- [What to produce] Look for the word "title" in the entries below, then copy every line that has it.

Excerpts from a figure dataset:

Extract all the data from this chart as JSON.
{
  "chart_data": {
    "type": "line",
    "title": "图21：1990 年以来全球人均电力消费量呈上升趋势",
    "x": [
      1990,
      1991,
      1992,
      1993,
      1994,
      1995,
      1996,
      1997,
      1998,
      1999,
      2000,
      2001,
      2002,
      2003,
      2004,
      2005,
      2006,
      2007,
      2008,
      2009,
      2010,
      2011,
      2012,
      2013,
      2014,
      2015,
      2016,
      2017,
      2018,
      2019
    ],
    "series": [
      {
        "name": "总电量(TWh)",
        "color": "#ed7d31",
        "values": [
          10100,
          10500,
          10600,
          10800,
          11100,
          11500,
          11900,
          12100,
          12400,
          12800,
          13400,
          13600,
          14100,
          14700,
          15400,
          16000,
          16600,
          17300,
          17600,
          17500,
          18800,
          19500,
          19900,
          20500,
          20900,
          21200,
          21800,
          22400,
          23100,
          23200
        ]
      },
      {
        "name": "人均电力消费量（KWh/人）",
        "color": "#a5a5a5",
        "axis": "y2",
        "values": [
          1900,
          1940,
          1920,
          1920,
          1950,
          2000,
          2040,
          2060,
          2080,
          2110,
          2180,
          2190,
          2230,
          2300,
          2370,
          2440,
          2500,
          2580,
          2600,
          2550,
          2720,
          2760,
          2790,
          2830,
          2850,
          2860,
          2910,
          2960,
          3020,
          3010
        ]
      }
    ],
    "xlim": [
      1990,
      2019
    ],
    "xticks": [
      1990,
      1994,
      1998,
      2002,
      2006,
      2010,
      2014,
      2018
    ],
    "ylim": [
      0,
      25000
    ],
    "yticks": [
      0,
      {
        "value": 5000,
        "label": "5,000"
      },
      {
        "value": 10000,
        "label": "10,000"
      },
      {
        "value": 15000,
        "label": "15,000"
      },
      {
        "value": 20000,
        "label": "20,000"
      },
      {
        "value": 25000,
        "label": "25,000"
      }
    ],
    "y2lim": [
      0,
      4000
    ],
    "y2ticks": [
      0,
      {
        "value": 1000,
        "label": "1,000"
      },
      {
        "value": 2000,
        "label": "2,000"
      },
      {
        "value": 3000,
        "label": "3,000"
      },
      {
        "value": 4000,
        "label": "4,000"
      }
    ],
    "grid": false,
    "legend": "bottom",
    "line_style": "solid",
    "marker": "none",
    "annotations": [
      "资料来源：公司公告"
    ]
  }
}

---

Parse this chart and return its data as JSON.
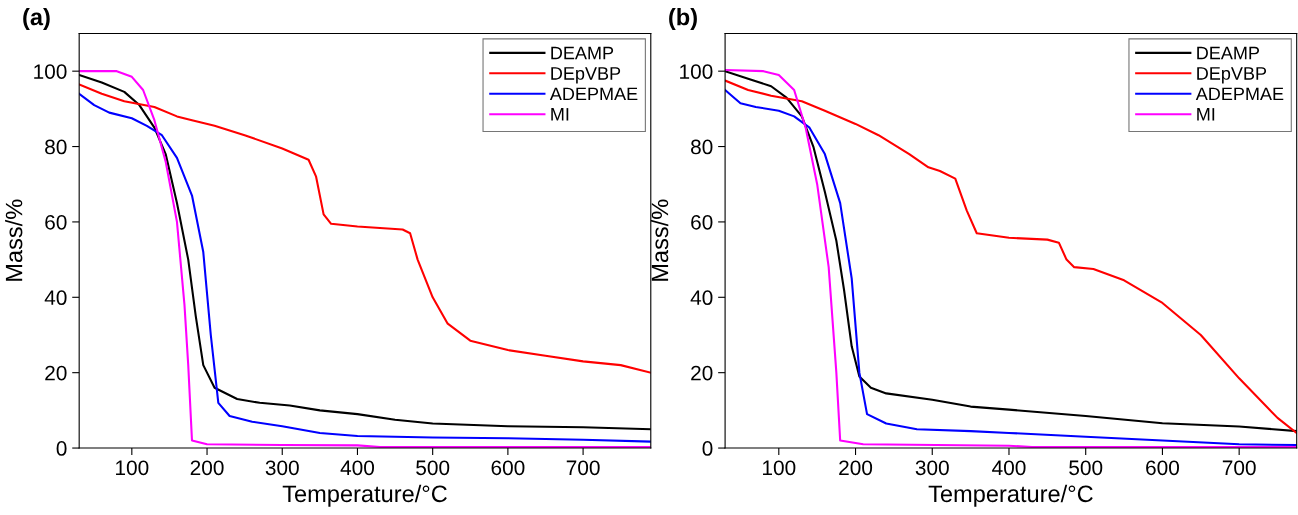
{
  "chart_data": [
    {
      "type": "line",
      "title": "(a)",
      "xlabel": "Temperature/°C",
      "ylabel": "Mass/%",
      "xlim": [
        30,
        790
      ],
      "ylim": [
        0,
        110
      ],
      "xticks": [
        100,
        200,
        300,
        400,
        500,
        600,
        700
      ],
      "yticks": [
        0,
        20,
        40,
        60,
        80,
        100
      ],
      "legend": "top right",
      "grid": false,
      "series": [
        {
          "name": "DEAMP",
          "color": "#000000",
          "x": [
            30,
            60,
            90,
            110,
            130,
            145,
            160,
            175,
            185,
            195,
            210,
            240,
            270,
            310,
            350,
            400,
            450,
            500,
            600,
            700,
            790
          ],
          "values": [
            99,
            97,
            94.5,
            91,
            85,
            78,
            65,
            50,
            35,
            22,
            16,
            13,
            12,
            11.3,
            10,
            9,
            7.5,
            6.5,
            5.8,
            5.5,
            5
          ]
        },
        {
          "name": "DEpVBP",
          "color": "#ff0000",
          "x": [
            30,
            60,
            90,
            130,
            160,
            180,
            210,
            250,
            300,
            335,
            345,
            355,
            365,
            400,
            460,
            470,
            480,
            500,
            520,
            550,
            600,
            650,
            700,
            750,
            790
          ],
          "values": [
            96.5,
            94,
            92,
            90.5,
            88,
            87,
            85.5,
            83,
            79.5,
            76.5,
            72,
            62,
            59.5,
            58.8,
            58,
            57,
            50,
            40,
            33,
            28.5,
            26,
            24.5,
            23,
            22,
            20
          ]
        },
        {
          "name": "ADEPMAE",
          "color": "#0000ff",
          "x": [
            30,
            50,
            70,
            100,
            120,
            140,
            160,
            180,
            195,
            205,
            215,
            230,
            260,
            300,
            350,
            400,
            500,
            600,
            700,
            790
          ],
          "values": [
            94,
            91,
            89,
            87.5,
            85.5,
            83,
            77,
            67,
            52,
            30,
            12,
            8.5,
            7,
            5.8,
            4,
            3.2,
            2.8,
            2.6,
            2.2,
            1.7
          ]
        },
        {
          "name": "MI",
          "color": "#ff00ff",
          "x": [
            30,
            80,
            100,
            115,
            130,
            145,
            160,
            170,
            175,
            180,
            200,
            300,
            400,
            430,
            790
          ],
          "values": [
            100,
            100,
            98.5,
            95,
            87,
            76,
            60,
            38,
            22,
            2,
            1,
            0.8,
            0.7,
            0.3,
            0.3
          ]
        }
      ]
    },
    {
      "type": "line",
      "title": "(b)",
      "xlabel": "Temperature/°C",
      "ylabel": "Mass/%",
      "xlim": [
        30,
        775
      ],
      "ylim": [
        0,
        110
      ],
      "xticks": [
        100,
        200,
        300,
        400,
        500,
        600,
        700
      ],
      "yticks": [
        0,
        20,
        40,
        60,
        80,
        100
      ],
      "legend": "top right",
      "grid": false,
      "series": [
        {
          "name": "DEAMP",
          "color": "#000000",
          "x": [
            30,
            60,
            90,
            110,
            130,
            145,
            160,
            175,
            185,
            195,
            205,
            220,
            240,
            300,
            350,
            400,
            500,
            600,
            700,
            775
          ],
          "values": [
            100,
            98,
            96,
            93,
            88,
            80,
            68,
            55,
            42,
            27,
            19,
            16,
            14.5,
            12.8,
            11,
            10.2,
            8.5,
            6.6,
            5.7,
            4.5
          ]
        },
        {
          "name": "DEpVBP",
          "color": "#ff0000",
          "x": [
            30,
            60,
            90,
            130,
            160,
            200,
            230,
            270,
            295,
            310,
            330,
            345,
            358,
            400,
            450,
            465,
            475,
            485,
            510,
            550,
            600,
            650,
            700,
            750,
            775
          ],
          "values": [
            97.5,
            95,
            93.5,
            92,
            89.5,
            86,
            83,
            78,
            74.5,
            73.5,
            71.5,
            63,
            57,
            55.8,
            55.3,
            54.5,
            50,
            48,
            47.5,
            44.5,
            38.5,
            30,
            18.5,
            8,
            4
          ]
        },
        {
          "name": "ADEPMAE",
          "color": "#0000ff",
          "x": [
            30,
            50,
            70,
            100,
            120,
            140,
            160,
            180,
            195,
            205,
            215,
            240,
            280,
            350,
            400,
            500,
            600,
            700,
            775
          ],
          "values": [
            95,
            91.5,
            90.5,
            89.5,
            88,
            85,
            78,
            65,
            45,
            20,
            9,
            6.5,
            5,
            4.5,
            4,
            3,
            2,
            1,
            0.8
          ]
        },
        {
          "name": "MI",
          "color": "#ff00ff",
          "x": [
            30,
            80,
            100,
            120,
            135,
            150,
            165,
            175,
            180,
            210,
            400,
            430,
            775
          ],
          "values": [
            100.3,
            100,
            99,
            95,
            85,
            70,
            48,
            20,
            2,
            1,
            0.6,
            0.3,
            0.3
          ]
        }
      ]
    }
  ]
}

---

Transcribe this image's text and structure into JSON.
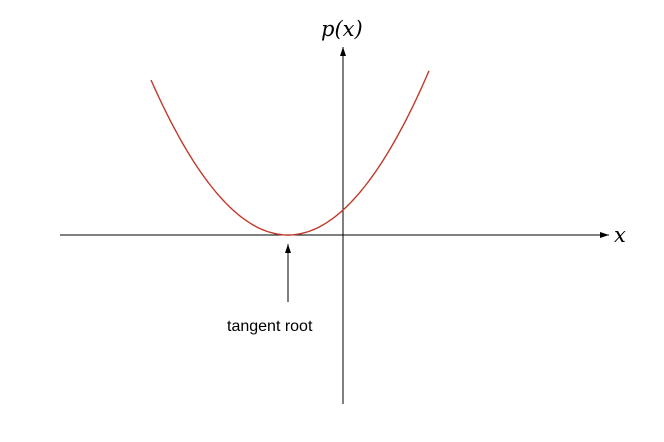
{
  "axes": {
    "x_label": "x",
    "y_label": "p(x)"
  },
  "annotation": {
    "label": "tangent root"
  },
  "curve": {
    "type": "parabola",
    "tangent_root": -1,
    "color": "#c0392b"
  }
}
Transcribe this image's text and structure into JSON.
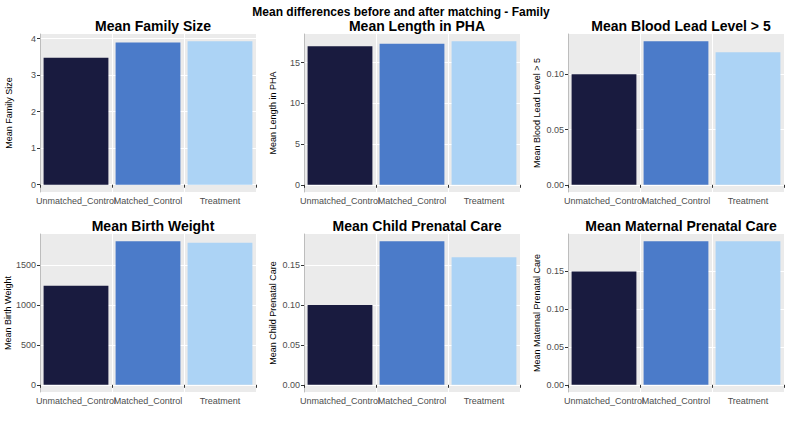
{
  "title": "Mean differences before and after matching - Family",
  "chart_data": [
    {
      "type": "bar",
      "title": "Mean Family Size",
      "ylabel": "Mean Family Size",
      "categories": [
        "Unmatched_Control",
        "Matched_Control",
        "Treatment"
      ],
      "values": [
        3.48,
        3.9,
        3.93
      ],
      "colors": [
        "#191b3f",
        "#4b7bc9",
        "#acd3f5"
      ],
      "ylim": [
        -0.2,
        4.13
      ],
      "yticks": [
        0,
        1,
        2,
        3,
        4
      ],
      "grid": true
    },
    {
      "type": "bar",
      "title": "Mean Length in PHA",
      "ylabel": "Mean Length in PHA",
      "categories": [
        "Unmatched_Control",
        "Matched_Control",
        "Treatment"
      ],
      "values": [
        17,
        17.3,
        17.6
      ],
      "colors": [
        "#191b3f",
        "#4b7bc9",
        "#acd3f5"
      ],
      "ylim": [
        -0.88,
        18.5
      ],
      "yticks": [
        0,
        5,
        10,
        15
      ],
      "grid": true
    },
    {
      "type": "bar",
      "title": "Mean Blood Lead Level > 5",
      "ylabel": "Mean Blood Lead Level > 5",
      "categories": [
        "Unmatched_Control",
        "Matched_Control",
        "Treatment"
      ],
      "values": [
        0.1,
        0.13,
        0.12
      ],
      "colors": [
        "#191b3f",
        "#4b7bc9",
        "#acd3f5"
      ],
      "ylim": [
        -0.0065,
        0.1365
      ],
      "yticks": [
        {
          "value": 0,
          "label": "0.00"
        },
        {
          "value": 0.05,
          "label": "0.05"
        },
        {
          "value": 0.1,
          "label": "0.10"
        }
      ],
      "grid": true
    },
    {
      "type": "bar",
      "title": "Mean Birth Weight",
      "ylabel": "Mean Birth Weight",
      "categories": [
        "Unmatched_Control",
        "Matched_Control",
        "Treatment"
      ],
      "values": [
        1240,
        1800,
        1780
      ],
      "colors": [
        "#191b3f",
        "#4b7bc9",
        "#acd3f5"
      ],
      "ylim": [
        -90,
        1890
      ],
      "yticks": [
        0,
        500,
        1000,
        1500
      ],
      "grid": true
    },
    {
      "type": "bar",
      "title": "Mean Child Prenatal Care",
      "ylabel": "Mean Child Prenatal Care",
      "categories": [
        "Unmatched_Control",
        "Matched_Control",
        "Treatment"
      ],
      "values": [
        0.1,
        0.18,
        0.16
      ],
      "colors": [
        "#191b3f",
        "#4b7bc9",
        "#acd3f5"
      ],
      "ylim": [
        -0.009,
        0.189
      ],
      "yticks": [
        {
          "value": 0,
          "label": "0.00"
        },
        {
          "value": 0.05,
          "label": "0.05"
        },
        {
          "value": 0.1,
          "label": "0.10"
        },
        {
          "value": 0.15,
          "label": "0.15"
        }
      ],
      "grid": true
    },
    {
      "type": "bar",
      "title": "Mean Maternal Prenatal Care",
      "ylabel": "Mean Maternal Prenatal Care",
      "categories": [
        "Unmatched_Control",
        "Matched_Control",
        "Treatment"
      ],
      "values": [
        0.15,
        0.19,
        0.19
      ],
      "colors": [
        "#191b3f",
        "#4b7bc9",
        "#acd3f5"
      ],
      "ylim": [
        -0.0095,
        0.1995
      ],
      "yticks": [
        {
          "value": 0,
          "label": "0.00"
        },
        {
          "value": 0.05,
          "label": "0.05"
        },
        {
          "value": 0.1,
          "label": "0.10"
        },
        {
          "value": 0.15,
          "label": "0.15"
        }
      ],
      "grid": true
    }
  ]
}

- [Written solution]
    "title": "图21：1990 年以来全球人均电力消费量呈上升趋势",
      "title": "(a)",
      "title": "(b)",
  "title": "Mean differences before and after matching - Family",
      "title": "Mean Family Size",
      "title": "Mean Length in PHA",
      "title": "Mean Blood Lead Level > 5",
      "title": "Mean Birth Weight",
      "title": "Mean Child Prenatal Care",
      "title": "Mean Maternal Prenatal Care",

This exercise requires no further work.